Data entries –
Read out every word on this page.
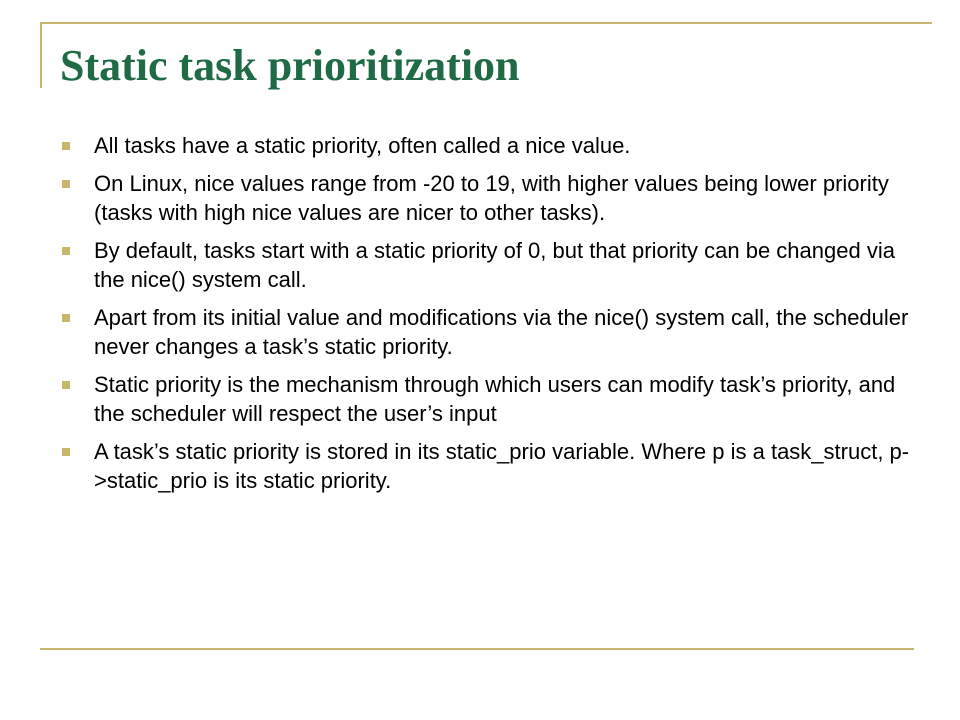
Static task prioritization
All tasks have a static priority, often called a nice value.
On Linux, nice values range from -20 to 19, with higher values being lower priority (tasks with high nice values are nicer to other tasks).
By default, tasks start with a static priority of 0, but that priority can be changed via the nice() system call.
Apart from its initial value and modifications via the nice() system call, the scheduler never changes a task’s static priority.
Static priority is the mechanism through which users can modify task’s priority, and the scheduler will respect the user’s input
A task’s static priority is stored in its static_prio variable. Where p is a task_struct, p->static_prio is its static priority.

Prompt – Each record above should be copied character for character, with pictures dropped.

Completed task –
Read out every word on this page.
Static task prioritization
All tasks have a static priority, often called a nice value.
On Linux, nice values range from -20 to 19, with higher values being lower priority (tasks with high nice values are nicer to other tasks).
By default, tasks start with a static priority of 0, but that priority can be changed via the nice() system call.
Apart from its initial value and modifications via the nice() system call, the scheduler never changes a task’s static priority.
Static priority is the mechanism through which users can modify task’s priority, and the scheduler will respect the user’s input
A task’s static priority is stored in its static_prio variable. Where p is a task_struct, p->static_prio is its static priority.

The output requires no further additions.